+++ Excerpt +++

Inputs
Example Data Table
| Scenario | Heat (kWh) | Current Eff. | New Eff. | Fuel (per kWh) | Net Cost | Year‑1 Savings | Payback |
|---|---|---|---|---|---|---|---|
| Example A | 18,000 | 78% | 92% | 0.10 | 4,000 | ~520 | ~8 yrs |
| Example B | 25,000 | 75% | 94% | 0.12 | 5,500 | ~980 | ~6 yrs |
Formula Used
Delivered heat demand is converted to fuel input using efficiency. Fuel input is priced, then maintenance is added to estimate yearly totals.
- Fuel input (kWh): FuelInput = HeatDemand ÷ (Efficiency% ÷ 100)
- Energy cost: EnergyCost = FuelInput × FuelCostPerKwh
- Annual total: AnnualTotal = EnergyCost + Maintenance
- Net cost: NetCapex = UpgradeCost − Grants
- NPV: NPV = −NetCapex + Σ( Benefit(y) ÷ (1+DiscountRate)^y )
- CO2 saved: (CurrentFuelInput − NewFuelInput) × CO2Factor
How to Use This Calculator
- Enter your annual heat demand in kWh.
- Set current and expected new efficiency values.
- Provide fuel cost per kWh of fuel input.
- Add current and future annual maintenance costs.
- Enter upgrade cost and any grants or incentives.
- Choose projection years, escalation, and discount rate.
- Optionally add emissions factor and carbon value.
- Press Calculate to see results above the form.
Energy baseline and input quality
Annual heat demand drives the model. A household using 18,000 kWh of delivered heat and paying 0.10 per kWh of fuel input will spend about 2,308 on fuel at 78% efficiency, before maintenance. If you only know annual fuel spend, divide by unit price to approximate input. Seasonal efficiency often differs from nameplate ratings. Metered usage, degree‑day normalized bills, or a recent audit improves confidence and prevents underestimating savings.

+++

# What to produce:
List each quantity for which the "Formula Used" section of the heating calculator text supplies a formula.

+++ Dataset content +++

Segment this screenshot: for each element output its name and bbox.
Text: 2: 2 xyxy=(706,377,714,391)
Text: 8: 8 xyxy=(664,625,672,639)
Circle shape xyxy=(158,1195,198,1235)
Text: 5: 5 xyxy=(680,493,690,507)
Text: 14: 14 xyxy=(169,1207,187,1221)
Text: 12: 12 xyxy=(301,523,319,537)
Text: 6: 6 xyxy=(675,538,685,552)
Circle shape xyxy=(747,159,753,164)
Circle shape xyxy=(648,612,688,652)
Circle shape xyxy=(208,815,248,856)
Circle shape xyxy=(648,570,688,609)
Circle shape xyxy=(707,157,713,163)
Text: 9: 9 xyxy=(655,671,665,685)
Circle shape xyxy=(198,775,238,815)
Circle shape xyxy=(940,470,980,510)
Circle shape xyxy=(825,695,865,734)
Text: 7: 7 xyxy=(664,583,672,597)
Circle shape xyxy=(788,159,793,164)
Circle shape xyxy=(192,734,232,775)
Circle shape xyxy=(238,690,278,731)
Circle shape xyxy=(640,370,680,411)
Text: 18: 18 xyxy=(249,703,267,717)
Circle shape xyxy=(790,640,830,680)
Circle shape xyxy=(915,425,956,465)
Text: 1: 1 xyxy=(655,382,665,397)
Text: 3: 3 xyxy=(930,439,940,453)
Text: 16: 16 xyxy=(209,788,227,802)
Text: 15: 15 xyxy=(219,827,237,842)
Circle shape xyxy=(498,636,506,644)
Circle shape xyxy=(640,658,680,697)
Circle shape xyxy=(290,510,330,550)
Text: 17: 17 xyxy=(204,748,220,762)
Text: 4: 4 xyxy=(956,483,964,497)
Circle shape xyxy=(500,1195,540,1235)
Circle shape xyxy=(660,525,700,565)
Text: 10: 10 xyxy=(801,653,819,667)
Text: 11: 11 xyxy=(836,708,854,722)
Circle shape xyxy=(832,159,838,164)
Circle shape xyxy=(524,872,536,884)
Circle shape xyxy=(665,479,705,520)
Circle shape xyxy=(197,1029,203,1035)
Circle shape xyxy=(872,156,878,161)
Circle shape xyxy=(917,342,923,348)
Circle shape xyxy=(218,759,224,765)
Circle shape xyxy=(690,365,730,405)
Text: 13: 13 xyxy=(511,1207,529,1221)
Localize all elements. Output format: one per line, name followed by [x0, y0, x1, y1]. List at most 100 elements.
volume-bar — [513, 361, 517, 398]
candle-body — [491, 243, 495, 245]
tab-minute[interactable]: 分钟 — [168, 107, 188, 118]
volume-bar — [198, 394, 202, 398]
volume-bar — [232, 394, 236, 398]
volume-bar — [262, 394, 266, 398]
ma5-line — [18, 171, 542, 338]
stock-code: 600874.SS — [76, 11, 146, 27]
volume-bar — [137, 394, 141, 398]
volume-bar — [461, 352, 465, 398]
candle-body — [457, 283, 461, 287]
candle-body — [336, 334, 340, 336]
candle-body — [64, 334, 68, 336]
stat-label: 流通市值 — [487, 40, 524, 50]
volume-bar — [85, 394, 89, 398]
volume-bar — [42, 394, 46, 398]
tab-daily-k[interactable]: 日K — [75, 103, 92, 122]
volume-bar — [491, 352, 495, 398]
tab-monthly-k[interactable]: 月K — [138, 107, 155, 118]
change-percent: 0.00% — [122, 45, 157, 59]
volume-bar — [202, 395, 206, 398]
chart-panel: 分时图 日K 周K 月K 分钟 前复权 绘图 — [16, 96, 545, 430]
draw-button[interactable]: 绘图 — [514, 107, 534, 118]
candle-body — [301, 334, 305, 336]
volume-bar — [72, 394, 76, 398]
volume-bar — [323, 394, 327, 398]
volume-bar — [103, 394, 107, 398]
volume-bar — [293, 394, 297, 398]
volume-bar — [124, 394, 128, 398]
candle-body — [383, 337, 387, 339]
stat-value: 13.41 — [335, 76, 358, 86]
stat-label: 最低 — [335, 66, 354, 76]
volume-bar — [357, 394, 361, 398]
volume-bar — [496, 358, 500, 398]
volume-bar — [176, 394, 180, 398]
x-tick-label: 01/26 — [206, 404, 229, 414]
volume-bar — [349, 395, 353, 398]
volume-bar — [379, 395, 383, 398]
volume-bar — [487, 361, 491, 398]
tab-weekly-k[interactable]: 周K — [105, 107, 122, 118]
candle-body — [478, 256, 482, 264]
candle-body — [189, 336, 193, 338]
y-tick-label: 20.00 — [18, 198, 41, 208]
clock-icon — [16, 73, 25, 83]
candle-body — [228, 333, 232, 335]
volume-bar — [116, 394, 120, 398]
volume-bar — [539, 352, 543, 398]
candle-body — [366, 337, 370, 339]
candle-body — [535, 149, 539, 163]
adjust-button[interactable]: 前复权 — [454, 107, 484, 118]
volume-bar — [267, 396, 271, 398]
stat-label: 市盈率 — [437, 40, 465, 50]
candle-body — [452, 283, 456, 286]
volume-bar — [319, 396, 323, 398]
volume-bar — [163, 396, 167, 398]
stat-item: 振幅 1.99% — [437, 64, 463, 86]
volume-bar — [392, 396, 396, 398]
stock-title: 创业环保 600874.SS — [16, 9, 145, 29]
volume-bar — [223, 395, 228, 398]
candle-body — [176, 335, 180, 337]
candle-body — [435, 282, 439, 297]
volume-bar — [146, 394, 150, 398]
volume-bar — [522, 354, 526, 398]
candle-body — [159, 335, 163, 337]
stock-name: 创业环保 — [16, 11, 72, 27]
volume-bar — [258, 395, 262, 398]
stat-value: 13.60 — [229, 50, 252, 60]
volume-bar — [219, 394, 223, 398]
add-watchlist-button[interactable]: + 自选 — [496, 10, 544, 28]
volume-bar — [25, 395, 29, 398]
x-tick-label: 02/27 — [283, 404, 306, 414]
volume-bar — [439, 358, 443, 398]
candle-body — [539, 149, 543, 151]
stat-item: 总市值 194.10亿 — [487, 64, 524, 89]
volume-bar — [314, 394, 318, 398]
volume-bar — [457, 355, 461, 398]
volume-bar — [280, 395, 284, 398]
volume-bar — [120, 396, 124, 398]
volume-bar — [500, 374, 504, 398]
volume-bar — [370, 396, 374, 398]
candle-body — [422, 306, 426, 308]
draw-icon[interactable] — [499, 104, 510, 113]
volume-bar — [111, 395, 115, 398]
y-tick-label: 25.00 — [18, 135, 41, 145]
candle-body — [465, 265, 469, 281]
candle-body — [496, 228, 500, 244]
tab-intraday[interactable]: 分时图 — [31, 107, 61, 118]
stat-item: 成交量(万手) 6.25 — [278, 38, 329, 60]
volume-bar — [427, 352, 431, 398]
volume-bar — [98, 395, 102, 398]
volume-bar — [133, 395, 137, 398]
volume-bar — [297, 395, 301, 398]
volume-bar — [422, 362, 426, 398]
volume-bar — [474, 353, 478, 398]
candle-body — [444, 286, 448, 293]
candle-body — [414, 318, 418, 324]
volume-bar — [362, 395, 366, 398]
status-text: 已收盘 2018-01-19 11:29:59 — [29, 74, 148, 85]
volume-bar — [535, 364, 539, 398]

+++

# Response area:
Fuel input (kWh), energy cost, annual total, net cost, NPV, CO2 saved